• **TASK TO COMPLETE**: Leave out any picture and return the remaining listing below exactly as given.

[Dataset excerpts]
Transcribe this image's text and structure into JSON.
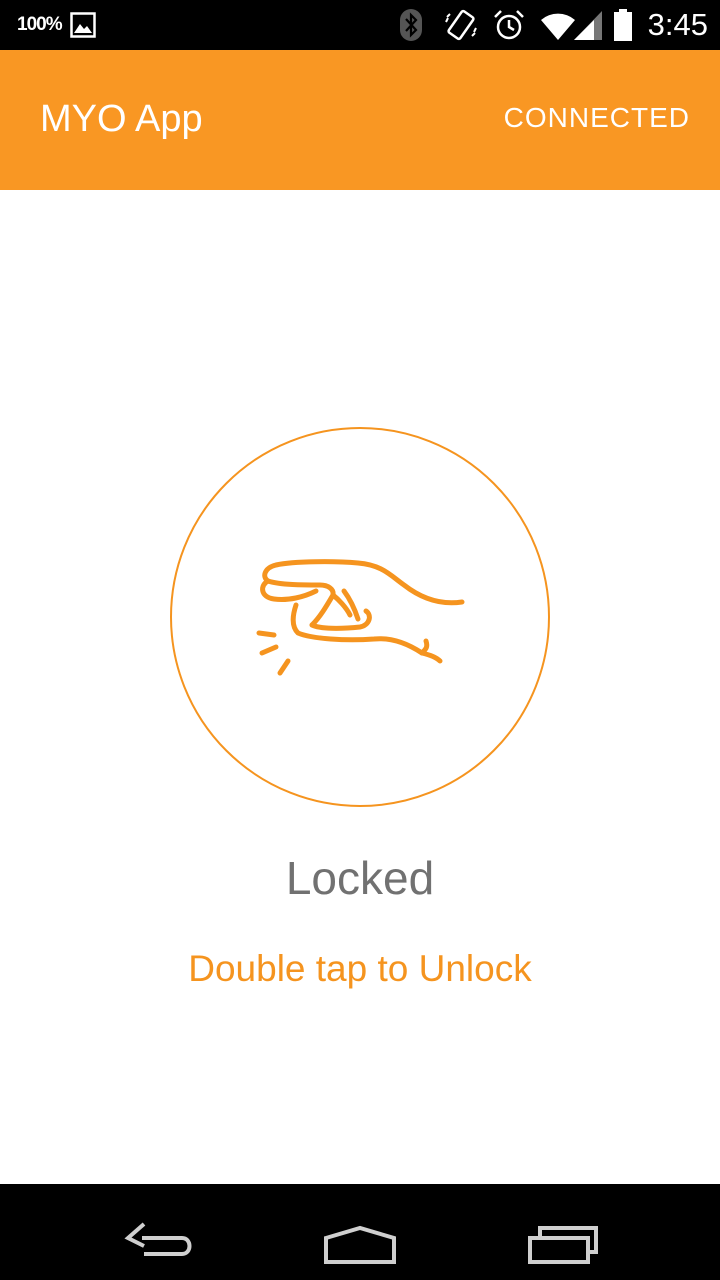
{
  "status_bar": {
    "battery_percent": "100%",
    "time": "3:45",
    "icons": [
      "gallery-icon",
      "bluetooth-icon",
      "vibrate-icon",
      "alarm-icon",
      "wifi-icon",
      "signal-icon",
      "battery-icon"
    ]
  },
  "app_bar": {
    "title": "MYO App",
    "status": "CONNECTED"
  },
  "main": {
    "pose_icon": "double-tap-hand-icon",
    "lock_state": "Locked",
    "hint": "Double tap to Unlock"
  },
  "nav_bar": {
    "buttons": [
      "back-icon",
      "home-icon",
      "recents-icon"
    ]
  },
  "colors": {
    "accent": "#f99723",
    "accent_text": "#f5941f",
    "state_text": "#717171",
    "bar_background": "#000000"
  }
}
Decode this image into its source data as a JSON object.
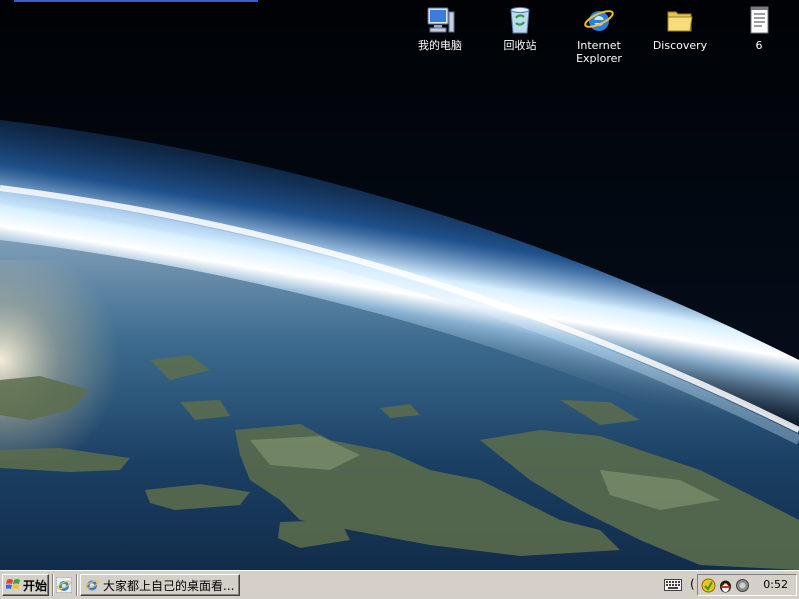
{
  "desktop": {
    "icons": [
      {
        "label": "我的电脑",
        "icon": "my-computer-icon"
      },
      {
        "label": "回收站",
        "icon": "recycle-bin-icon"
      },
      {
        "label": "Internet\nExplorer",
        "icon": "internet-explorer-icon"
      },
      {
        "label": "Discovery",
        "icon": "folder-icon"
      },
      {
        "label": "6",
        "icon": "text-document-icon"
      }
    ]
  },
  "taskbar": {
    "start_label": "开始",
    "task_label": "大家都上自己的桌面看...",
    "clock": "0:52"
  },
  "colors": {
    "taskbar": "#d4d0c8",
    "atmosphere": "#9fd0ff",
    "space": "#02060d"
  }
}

• **PROBLEM SOLUTION**:
Transcribe this image's text and structure into JSON.
{
  "status_bar": {
    "battery_percent": "100%",
    "time": "3:45",
    "icons": [
      "gallery-icon",
      "bluetooth-icon",
      "vibrate-icon",
      "alarm-icon",
      "wifi-icon",
      "signal-icon",
      "battery-icon"
    ]
  },
  "app_bar": {
    "title": "MYO App",
    "status": "CONNECTED"
  },
  "main": {
    "pose_icon": "double-tap-hand-icon",
    "lock_state": "Locked",
    "hint": "Double tap to Unlock"
  },
  "nav_bar": {
    "buttons": [
      "back-icon",
      "home-icon",
      "recents-icon"
    ]
  },
  "colors": {
    "accent": "#f99723",
    "accent_text": "#f5941f",
    "state_text": "#717171",
    "bar_background": "#000000"
  }
}
Decode this image into its source data as a JSON object.
{
  "desktop": {
    "icons": [
      {
        "label": "我的电脑",
        "icon": "my-computer-icon"
      },
      {
        "label": "回收站",
        "icon": "recycle-bin-icon"
      },
      {
        "label": "Internet\nExplorer",
        "icon": "internet-explorer-icon"
      },
      {
        "label": "Discovery",
        "icon": "folder-icon"
      },
      {
        "label": "6",
        "icon": "text-document-icon"
      }
    ]
  },
  "taskbar": {
    "start_label": "开始",
    "task_label": "大家都上自己的桌面看...",
    "clock": "0:52"
  },
  "colors": {
    "taskbar": "#d4d0c8",
    "atmosphere": "#9fd0ff",
    "space": "#02060d"
  }
}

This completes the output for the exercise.